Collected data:
^^^^

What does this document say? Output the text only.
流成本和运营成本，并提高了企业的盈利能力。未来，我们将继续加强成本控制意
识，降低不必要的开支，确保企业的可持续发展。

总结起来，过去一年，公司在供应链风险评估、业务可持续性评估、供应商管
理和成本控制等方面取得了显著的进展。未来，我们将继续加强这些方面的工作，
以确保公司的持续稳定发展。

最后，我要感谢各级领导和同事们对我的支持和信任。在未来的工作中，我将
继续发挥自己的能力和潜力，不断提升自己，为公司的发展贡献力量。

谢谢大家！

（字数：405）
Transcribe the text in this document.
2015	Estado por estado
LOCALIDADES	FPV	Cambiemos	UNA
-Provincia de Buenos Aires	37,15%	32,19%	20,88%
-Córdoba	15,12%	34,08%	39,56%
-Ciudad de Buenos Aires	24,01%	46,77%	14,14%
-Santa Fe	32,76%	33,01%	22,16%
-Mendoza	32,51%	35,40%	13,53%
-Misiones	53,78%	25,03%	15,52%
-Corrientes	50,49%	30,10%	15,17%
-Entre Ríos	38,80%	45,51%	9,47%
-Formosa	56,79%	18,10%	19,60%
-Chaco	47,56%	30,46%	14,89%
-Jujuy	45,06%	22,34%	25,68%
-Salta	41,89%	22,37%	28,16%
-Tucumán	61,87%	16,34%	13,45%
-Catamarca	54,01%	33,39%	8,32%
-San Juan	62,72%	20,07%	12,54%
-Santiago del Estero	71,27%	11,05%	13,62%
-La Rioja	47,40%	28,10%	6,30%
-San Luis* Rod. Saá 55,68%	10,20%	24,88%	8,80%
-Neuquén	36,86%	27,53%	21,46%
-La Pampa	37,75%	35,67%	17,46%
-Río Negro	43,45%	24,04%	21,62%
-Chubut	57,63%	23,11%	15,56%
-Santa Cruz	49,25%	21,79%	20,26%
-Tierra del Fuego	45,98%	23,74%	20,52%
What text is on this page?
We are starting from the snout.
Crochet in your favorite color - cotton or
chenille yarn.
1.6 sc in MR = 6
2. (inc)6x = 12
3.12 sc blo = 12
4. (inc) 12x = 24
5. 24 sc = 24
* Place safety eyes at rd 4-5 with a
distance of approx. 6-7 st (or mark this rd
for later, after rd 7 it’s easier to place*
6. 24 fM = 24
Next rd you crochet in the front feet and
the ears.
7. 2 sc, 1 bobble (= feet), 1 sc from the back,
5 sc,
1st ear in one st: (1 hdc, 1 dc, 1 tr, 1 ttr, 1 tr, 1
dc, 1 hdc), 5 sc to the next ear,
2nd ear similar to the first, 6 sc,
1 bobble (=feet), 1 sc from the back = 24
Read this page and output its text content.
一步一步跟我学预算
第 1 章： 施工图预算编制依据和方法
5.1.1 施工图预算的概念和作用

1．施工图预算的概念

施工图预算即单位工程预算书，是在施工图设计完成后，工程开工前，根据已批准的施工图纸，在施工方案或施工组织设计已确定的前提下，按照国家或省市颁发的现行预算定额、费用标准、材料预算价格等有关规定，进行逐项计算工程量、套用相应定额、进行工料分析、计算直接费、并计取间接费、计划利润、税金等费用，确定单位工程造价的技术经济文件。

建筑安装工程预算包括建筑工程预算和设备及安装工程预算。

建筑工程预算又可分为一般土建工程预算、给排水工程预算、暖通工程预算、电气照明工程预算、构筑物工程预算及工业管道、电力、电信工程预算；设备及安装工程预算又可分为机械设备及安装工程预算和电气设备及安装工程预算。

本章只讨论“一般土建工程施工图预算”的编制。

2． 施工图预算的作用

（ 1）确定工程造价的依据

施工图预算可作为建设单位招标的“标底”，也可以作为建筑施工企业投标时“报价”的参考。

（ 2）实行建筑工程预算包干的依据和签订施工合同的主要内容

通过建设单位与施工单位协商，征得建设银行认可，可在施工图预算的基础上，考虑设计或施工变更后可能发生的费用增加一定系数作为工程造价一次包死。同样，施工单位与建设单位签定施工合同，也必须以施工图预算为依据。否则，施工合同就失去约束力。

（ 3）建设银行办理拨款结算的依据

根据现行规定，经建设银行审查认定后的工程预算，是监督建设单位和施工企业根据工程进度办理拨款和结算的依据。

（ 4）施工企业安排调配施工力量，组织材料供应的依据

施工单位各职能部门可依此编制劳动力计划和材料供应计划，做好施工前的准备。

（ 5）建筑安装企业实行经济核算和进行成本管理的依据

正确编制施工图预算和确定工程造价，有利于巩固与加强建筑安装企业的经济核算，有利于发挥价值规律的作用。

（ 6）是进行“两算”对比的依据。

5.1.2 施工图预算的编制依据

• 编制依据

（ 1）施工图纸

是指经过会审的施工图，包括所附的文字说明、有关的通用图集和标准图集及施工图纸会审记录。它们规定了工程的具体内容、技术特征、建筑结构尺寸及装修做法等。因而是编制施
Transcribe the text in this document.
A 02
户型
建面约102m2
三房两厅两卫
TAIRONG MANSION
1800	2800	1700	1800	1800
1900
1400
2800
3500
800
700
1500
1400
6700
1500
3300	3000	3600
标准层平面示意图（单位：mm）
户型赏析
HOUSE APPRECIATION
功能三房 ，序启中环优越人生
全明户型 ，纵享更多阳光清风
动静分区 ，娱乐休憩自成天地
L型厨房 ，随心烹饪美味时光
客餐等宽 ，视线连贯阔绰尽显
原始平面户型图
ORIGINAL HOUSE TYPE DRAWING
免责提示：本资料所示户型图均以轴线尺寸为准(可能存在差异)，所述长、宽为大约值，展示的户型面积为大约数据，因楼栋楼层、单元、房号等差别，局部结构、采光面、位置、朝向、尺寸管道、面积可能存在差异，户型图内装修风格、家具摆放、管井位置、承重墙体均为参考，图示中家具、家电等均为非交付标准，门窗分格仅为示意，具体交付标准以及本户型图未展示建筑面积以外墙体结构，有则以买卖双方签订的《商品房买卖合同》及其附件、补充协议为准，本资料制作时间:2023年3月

^^^^

Goal of the exercise
Write out the data exactly as it stands.

Reply to the exercise
What does this document say? Output the text only.
流成本和运营成本，并提高了企业的盈利能力。未来，我们将继续加强成本控制意
识，降低不必要的开支，确保企业的可持续发展。

总结起来，过去一年，公司在供应链风险评估、业务可持续性评估、供应商管
理和成本控制等方面取得了显著的进展。未来，我们将继续加强这些方面的工作，
以确保公司的持续稳定发展。

最后，我要感谢各级领导和同事们对我的支持和信任。在未来的工作中，我将
继续发挥自己的能力和潜力，不断提升自己，为公司的发展贡献力量。

谢谢大家！

（字数：405）
Transcribe the text in this document.
2015	Estado por estado
LOCALIDADES	FPV	Cambiemos	UNA
-Provincia de Buenos Aires	37,15%	32,19%	20,88%
-Córdoba	15,12%	34,08%	39,56%
-Ciudad de Buenos Aires	24,01%	46,77%	14,14%
-Santa Fe	32,76%	33,01%	22,16%
-Mendoza	32,51%	35,40%	13,53%
-Misiones	53,78%	25,03%	15,52%
-Corrientes	50,49%	30,10%	15,17%
-Entre Ríos	38,80%	45,51%	9,47%
-Formosa	56,79%	18,10%	19,60%
-Chaco	47,56%	30,46%	14,89%
-Jujuy	45,06%	22,34%	25,68%
-Salta	41,89%	22,37%	28,16%
-Tucumán	61,87%	16,34%	13,45%
-Catamarca	54,01%	33,39%	8,32%
-San Juan	62,72%	20,07%	12,54%
-Santiago del Estero	71,27%	11,05%	13,62%
-La Rioja	47,40%	28,10%	6,30%
-San Luis* Rod. Saá 55,68%	10,20%	24,88%	8,80%
-Neuquén	36,86%	27,53%	21,46%
-La Pampa	37,75%	35,67%	17,46%
-Río Negro	43,45%	24,04%	21,62%
-Chubut	57,63%	23,11%	15,56%
-Santa Cruz	49,25%	21,79%	20,26%
-Tierra del Fuego	45,98%	23,74%	20,52%
What text is on this page?
We are starting from the snout.
Crochet in your favorite color - cotton or
chenille yarn.
1.6 sc in MR = 6
2. (inc)6x = 12
3.12 sc blo = 12
4. (inc) 12x = 24
5. 24 sc = 24
* Place safety eyes at rd 4-5 with a
distance of approx. 6-7 st (or mark this rd
for later, after rd 7 it’s easier to place*
6. 24 fM = 24
Next rd you crochet in the front feet and
the ears.
7. 2 sc, 1 bobble (= feet), 1 sc from the back,
5 sc,
1st ear in one st: (1 hdc, 1 dc, 1 tr, 1 ttr, 1 tr, 1
dc, 1 hdc), 5 sc to the next ear,
2nd ear similar to the first, 6 sc,
1 bobble (=feet), 1 sc from the back = 24
Read this page and output its text content.
一步一步跟我学预算
第 1 章： 施工图预算编制依据和方法
5.1.1 施工图预算的概念和作用

1．施工图预算的概念

施工图预算即单位工程预算书，是在施工图设计完成后，工程开工前，根据已批准的施工图纸，在施工方案或施工组织设计已确定的前提下，按照国家或省市颁发的现行预算定额、费用标准、材料预算价格等有关规定，进行逐项计算工程量、套用相应定额、进行工料分析、计算直接费、并计取间接费、计划利润、税金等费用，确定单位工程造价的技术经济文件。

建筑安装工程预算包括建筑工程预算和设备及安装工程预算。

建筑工程预算又可分为一般土建工程预算、给排水工程预算、暖通工程预算、电气照明工程预算、构筑物工程预算及工业管道、电力、电信工程预算；设备及安装工程预算又可分为机械设备及安装工程预算和电气设备及安装工程预算。

本章只讨论“一般土建工程施工图预算”的编制。

2． 施工图预算的作用

（ 1）确定工程造价的依据

施工图预算可作为建设单位招标的“标底”，也可以作为建筑施工企业投标时“报价”的参考。

（ 2）实行建筑工程预算包干的依据和签订施工合同的主要内容

通过建设单位与施工单位协商，征得建设银行认可，可在施工图预算的基础上，考虑设计或施工变更后可能发生的费用增加一定系数作为工程造价一次包死。同样，施工单位与建设单位签定施工合同，也必须以施工图预算为依据。否则，施工合同就失去约束力。

（ 3）建设银行办理拨款结算的依据

根据现行规定，经建设银行审查认定后的工程预算，是监督建设单位和施工企业根据工程进度办理拨款和结算的依据。

（ 4）施工企业安排调配施工力量，组织材料供应的依据

施工单位各职能部门可依此编制劳动力计划和材料供应计划，做好施工前的准备。

（ 5）建筑安装企业实行经济核算和进行成本管理的依据

正确编制施工图预算和确定工程造价，有利于巩固与加强建筑安装企业的经济核算，有利于发挥价值规律的作用。

（ 6）是进行“两算”对比的依据。

5.1.2 施工图预算的编制依据

• 编制依据

（ 1）施工图纸

是指经过会审的施工图，包括所附的文字说明、有关的通用图集和标准图集及施工图纸会审记录。它们规定了工程的具体内容、技术特征、建筑结构尺寸及装修做法等。因而是编制施
Transcribe the text in this document.
A 02
户型
建面约102m2
三房两厅两卫
TAIRONG MANSION
1800	2800	1700	1800	1800
1900
1400
2800
3500
800
700
1500
1400
6700
1500
3300	3000	3600
标准层平面示意图（单位：mm）
户型赏析
HOUSE APPRECIATION
功能三房 ，序启中环优越人生
全明户型 ，纵享更多阳光清风
动静分区 ，娱乐休憩自成天地
L型厨房 ，随心烹饪美味时光
客餐等宽 ，视线连贯阔绰尽显
原始平面户型图
ORIGINAL HOUSE TYPE DRAWING
免责提示：本资料所示户型图均以轴线尺寸为准(可能存在差异)，所述长、宽为大约值，展示的户型面积为大约数据，因楼栋楼层、单元、房号等差别，局部结构、采光面、位置、朝向、尺寸管道、面积可能存在差异，户型图内装修风格、家具摆放、管井位置、承重墙体均为参考，图示中家具、家电等均为非交付标准，门窗分格仅为示意，具体交付标准以及本户型图未展示建筑面积以外墙体结构，有则以买卖双方签订的《商品房买卖合同》及其附件、补充协议为准，本资料制作时间:2023年3月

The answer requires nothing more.